[Job] Go through the records underneath and write each one out again exactly.
* start *
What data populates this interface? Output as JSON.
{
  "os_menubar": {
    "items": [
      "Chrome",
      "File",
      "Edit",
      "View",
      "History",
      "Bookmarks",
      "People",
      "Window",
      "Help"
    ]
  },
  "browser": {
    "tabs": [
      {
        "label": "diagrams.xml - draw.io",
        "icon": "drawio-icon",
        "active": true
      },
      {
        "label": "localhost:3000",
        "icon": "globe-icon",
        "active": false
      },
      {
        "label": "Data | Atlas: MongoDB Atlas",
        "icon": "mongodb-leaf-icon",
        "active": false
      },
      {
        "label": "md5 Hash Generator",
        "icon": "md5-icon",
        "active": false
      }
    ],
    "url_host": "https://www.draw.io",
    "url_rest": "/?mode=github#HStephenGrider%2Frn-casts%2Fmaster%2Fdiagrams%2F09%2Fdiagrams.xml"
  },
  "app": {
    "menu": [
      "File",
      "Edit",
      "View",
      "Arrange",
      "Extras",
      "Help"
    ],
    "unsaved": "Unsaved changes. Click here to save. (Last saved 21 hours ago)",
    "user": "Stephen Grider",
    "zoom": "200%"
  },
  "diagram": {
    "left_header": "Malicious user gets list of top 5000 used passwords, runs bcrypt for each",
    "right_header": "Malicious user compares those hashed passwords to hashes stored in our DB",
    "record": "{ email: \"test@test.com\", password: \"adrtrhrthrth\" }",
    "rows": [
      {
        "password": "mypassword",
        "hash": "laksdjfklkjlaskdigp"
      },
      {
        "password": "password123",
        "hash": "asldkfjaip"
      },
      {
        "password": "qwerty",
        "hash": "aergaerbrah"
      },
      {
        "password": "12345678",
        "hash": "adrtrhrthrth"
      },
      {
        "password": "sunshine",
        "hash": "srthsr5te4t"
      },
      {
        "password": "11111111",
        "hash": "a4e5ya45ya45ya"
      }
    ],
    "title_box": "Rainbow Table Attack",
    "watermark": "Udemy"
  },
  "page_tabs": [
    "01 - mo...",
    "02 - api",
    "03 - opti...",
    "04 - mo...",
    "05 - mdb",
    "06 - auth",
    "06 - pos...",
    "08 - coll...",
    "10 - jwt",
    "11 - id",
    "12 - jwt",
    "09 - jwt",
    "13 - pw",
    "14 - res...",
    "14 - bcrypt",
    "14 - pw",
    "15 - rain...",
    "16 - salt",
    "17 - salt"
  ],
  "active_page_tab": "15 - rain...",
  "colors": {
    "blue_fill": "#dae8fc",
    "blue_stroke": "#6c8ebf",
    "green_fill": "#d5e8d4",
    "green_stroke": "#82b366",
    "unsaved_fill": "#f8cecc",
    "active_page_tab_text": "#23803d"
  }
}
* end *
[Solution below]
What data populates this interface? Output as JSON.
{
  "os_menubar": {
    "items": [
      "Chrome",
      "File",
      "Edit",
      "View",
      "History",
      "Bookmarks",
      "People",
      "Window",
      "Help"
    ]
  },
  "browser": {
    "tabs": [
      {
        "label": "diagrams.xml - draw.io",
        "icon": "drawio-icon",
        "active": true
      },
      {
        "label": "localhost:3000",
        "icon": "globe-icon",
        "active": false
      },
      {
        "label": "Data | Atlas: MongoDB Atlas",
        "icon": "mongodb-leaf-icon",
        "active": false
      },
      {
        "label": "md5 Hash Generator",
        "icon": "md5-icon",
        "active": false
      }
    ],
    "url_host": "https://www.draw.io",
    "url_rest": "/?mode=github#HStephenGrider%2Frn-casts%2Fmaster%2Fdiagrams%2F09%2Fdiagrams.xml"
  },
  "app": {
    "menu": [
      "File",
      "Edit",
      "View",
      "Arrange",
      "Extras",
      "Help"
    ],
    "unsaved": "Unsaved changes. Click here to save. (Last saved 21 hours ago)",
    "user": "Stephen Grider",
    "zoom": "200%"
  },
  "diagram": {
    "left_header": "Malicious user gets list of top 5000 used passwords, runs bcrypt for each",
    "right_header": "Malicious user compares those hashed passwords to hashes stored in our DB",
    "record": "{ email: \"test@test.com\", password: \"adrtrhrthrth\" }",
    "rows": [
      {
        "password": "mypassword",
        "hash": "laksdjfklkjlaskdigp"
      },
      {
        "password": "password123",
        "hash": "asldkfjaip"
      },
      {
        "password": "qwerty",
        "hash": "aergaerbrah"
      },
      {
        "password": "12345678",
        "hash": "adrtrhrthrth"
      },
      {
        "password": "sunshine",
        "hash": "srthsr5te4t"
      },
      {
        "password": "11111111",
        "hash": "a4e5ya45ya45ya"
      }
    ],
    "title_box": "Rainbow Table Attack",
    "watermark": "Udemy"
  },
  "page_tabs": [
    "01 - mo...",
    "02 - api",
    "03 - opti...",
    "04 - mo...",
    "05 - mdb",
    "06 - auth",
    "06 - pos...",
    "08 - coll...",
    "10 - jwt",
    "11 - id",
    "12 - jwt",
    "09 - jwt",
    "13 - pw",
    "14 - res...",
    "14 - bcrypt",
    "14 - pw",
    "15 - rain...",
    "16 - salt",
    "17 - salt"
  ],
  "active_page_tab": "15 - rain...",
  "colors": {
    "blue_fill": "#dae8fc",
    "blue_stroke": "#6c8ebf",
    "green_fill": "#d5e8d4",
    "green_stroke": "#82b366",
    "unsaved_fill": "#f8cecc",
    "active_page_tab_text": "#23803d"
  }
}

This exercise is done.